▶ Task: From the entries below, say how many lines carry the word "bottom", and give nothing but the number.

BEGIN Data rows

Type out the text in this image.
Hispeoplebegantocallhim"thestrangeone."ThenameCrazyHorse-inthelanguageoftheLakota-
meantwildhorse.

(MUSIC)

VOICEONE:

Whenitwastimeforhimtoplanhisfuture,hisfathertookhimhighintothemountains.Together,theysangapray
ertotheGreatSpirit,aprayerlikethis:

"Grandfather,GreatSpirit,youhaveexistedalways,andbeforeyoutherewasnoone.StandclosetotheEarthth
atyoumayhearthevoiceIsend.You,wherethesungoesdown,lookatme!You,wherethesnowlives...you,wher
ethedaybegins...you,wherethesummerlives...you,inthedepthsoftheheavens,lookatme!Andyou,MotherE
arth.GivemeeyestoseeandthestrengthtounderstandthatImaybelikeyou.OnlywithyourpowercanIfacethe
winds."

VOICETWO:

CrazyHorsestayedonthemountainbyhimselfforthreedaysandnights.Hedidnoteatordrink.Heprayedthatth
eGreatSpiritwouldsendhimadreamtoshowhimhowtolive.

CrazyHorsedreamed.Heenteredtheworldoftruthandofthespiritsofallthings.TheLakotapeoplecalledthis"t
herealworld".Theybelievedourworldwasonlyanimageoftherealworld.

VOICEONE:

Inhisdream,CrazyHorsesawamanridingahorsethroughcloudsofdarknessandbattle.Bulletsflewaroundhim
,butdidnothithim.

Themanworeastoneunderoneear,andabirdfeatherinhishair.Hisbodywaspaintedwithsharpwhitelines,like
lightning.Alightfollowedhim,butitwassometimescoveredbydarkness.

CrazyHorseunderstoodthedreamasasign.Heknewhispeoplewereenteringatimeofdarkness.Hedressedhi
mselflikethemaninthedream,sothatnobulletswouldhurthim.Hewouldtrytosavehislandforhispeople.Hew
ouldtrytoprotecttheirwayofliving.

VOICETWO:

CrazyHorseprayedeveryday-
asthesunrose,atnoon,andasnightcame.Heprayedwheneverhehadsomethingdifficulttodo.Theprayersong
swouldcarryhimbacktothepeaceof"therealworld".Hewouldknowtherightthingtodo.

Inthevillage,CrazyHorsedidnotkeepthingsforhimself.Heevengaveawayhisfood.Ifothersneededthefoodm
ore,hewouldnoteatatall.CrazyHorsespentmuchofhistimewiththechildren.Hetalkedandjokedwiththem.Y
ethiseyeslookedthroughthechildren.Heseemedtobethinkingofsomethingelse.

END Data rows
BEGIN Data rows

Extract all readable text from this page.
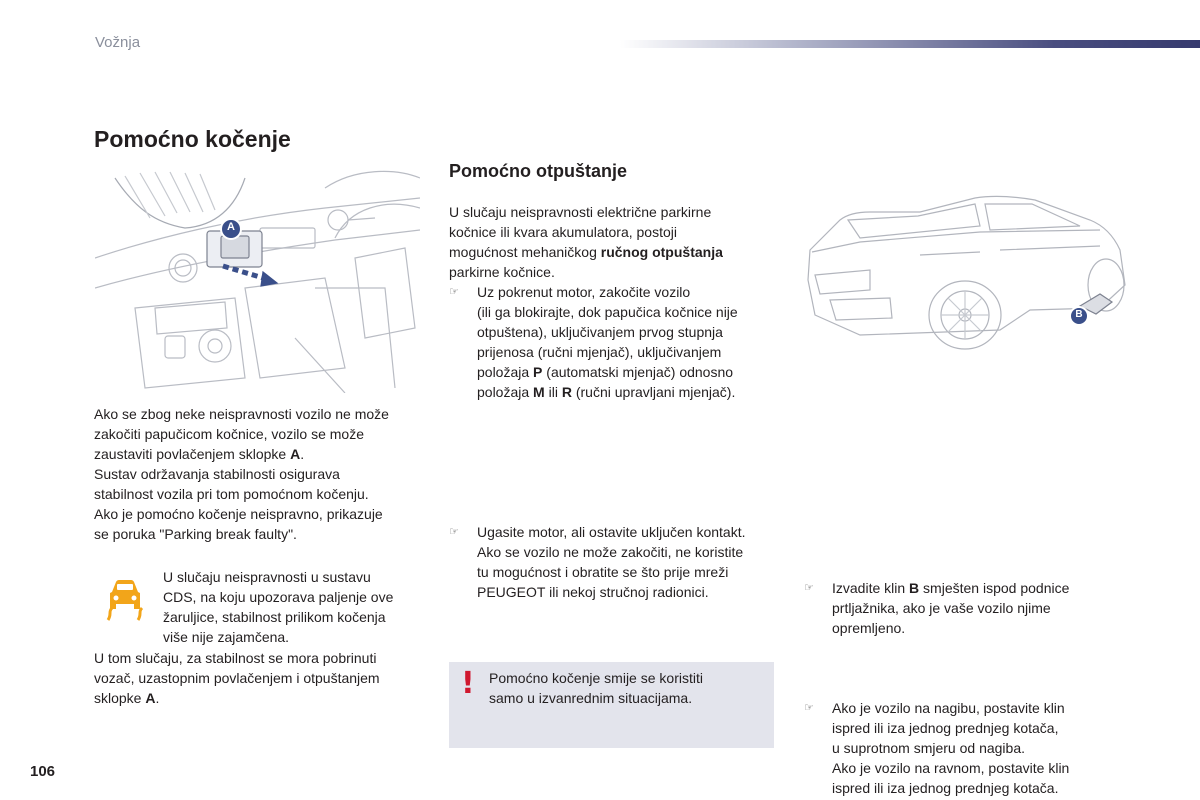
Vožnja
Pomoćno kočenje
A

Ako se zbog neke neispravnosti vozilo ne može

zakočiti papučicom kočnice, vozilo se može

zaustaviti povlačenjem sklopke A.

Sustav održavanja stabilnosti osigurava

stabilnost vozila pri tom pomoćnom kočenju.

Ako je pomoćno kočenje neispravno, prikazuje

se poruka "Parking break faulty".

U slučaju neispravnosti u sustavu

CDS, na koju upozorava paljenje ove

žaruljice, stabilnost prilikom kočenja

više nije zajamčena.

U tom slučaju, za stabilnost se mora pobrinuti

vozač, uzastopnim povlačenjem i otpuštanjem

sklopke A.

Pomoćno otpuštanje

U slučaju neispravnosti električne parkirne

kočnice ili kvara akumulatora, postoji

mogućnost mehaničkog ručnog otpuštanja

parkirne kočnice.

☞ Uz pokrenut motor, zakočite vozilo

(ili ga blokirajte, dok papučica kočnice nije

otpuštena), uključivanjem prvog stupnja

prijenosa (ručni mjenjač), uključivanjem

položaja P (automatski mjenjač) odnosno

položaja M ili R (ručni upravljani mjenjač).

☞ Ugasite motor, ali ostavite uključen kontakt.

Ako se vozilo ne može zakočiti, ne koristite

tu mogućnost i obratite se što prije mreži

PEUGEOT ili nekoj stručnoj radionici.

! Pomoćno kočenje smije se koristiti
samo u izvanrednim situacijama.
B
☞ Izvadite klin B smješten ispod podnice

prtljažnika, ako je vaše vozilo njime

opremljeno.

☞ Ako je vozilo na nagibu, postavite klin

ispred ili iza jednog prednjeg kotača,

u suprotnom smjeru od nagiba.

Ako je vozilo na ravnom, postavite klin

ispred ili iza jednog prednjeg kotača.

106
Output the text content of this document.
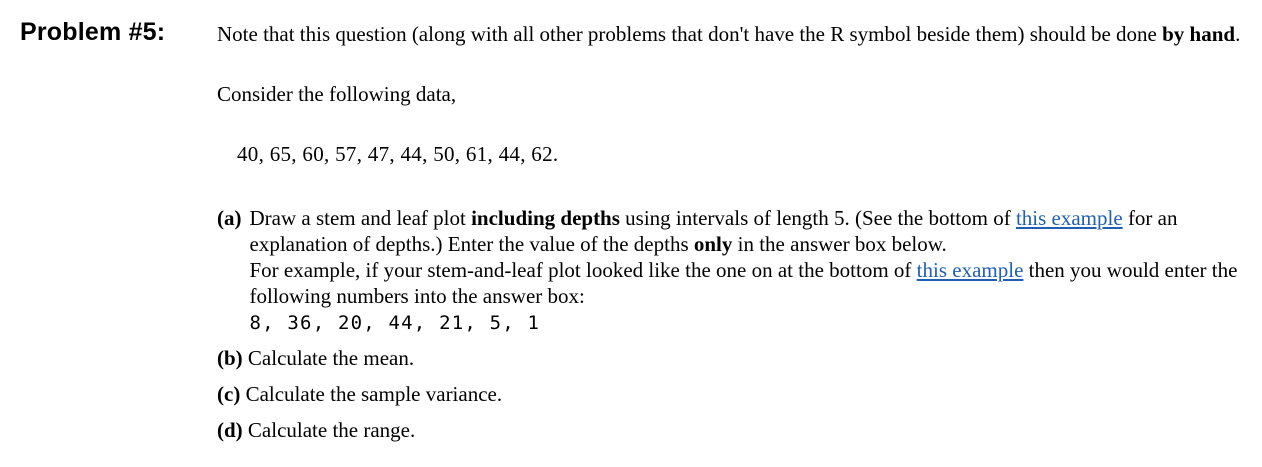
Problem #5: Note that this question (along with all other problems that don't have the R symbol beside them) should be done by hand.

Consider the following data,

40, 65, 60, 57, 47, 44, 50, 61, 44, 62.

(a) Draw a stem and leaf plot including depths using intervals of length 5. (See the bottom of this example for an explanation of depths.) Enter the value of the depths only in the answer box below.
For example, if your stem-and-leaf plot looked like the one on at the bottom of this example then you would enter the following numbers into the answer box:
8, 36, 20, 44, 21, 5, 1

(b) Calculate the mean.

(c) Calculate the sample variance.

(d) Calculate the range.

END Data rows

▶ Response to the task: 2